> **Exercise requirements**
Reply with one number: how many lines contain the word "seconds".
━━━ Data shown
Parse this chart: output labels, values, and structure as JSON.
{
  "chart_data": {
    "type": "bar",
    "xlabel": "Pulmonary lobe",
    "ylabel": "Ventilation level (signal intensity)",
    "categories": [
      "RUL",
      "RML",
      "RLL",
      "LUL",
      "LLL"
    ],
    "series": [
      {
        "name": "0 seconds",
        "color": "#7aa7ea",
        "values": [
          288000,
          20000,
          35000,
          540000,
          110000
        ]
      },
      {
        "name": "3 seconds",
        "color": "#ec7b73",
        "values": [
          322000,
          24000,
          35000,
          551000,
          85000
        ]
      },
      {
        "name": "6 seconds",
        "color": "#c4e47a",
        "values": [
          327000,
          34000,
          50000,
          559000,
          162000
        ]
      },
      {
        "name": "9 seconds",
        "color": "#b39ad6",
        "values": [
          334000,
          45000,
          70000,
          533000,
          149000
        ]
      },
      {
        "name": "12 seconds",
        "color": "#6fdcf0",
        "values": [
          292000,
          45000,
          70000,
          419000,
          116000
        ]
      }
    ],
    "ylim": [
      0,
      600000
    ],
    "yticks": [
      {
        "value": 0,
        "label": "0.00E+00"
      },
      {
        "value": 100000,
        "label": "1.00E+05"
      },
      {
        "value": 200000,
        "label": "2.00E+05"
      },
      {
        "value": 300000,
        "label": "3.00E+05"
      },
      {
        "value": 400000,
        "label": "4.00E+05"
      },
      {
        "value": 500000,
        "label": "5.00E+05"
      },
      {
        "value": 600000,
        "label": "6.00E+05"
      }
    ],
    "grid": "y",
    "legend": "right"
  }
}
━━━━━━
> **Answer to this exercise**
5